● **Problem to solve**
Transcribe every line, keeping it exact.

● **Provided data**
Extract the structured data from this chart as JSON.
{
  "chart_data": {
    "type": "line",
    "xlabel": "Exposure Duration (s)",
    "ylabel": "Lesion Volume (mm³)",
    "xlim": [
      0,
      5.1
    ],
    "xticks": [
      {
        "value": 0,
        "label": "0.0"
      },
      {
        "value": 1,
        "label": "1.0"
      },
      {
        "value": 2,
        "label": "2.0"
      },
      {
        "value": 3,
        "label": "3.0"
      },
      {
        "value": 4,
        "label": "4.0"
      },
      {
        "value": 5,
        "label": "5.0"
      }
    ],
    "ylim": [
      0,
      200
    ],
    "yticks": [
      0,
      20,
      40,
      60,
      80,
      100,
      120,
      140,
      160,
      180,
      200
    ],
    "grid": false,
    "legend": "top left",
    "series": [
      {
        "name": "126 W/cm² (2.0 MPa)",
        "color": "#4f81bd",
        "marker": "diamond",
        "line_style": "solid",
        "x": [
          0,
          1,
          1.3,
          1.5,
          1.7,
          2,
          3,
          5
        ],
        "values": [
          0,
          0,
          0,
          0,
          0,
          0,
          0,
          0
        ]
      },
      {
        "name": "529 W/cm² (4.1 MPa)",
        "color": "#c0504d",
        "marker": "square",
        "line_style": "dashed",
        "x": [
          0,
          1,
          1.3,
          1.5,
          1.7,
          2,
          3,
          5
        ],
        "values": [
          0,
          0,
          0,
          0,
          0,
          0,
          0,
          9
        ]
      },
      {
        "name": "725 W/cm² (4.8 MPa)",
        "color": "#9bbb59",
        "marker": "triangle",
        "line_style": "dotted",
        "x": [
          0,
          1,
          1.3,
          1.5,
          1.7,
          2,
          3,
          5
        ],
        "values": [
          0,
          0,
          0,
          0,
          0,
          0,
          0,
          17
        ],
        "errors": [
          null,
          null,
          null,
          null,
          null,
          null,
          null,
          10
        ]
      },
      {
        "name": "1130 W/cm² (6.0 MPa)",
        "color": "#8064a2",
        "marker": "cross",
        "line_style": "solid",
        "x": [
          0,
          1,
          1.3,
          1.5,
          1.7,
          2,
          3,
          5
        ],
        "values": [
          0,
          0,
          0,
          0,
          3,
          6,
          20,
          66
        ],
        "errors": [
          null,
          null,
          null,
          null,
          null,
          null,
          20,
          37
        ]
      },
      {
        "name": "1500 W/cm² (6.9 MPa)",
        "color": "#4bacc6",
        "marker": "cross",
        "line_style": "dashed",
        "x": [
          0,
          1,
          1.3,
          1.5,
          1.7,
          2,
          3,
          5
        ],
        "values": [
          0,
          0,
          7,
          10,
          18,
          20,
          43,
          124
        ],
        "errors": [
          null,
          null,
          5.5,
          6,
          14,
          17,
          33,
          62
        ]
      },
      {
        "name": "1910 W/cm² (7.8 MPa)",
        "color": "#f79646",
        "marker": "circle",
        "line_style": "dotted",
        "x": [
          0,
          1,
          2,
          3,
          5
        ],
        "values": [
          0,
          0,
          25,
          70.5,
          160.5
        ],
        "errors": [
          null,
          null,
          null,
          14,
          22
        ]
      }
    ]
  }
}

● **Full solution**
Extract the structured data from this chart as JSON.
{
  "chart_data": {
    "type": "line",
    "xlabel": "Exposure Duration (s)",
    "ylabel": "Lesion Volume (mm³)",
    "xlim": [
      0,
      5.1
    ],
    "xticks": [
      {
        "value": 0,
        "label": "0.0"
      },
      {
        "value": 1,
        "label": "1.0"
      },
      {
        "value": 2,
        "label": "2.0"
      },
      {
        "value": 3,
        "label": "3.0"
      },
      {
        "value": 4,
        "label": "4.0"
      },
      {
        "value": 5,
        "label": "5.0"
      }
    ],
    "ylim": [
      0,
      200
    ],
    "yticks": [
      0,
      20,
      40,
      60,
      80,
      100,
      120,
      140,
      160,
      180,
      200
    ],
    "grid": false,
    "legend": "top left",
    "series": [
      {
        "name": "126 W/cm² (2.0 MPa)",
        "color": "#4f81bd",
        "marker": "diamond",
        "line_style": "solid",
        "x": [
          0,
          1,
          1.3,
          1.5,
          1.7,
          2,
          3,
          5
        ],
        "values": [
          0,
          0,
          0,
          0,
          0,
          0,
          0,
          0
        ]
      },
      {
        "name": "529 W/cm² (4.1 MPa)",
        "color": "#c0504d",
        "marker": "square",
        "line_style": "dashed",
        "x": [
          0,
          1,
          1.3,
          1.5,
          1.7,
          2,
          3,
          5
        ],
        "values": [
          0,
          0,
          0,
          0,
          0,
          0,
          0,
          9
        ]
      },
      {
        "name": "725 W/cm² (4.8 MPa)",
        "color": "#9bbb59",
        "marker": "triangle",
        "line_style": "dotted",
        "x": [
          0,
          1,
          1.3,
          1.5,
          1.7,
          2,
          3,
          5
        ],
        "values": [
          0,
          0,
          0,
          0,
          0,
          0,
          0,
          17
        ],
        "errors": [
          null,
          null,
          null,
          null,
          null,
          null,
          null,
          10
        ]
      },
      {
        "name": "1130 W/cm² (6.0 MPa)",
        "color": "#8064a2",
        "marker": "cross",
        "line_style": "solid",
        "x": [
          0,
          1,
          1.3,
          1.5,
          1.7,
          2,
          3,
          5
        ],
        "values": [
          0,
          0,
          0,
          0,
          3,
          6,
          20,
          66
        ],
        "errors": [
          null,
          null,
          null,
          null,
          null,
          null,
          20,
          37
        ]
      },
      {
        "name": "1500 W/cm² (6.9 MPa)",
        "color": "#4bacc6",
        "marker": "cross",
        "line_style": "dashed",
        "x": [
          0,
          1,
          1.3,
          1.5,
          1.7,
          2,
          3,
          5
        ],
        "values": [
          0,
          0,
          7,
          10,
          18,
          20,
          43,
          124
        ],
        "errors": [
          null,
          null,
          5.5,
          6,
          14,
          17,
          33,
          62
        ]
      },
      {
        "name": "1910 W/cm² (7.8 MPa)",
        "color": "#f79646",
        "marker": "circle",
        "line_style": "dotted",
        "x": [
          0,
          1,
          2,
          3,
          5
        ],
        "values": [
          0,
          0,
          25,
          70.5,
          160.5
        ],
        "errors": [
          null,
          null,
          null,
          14,
          22
        ]
      }
    ]
  }
}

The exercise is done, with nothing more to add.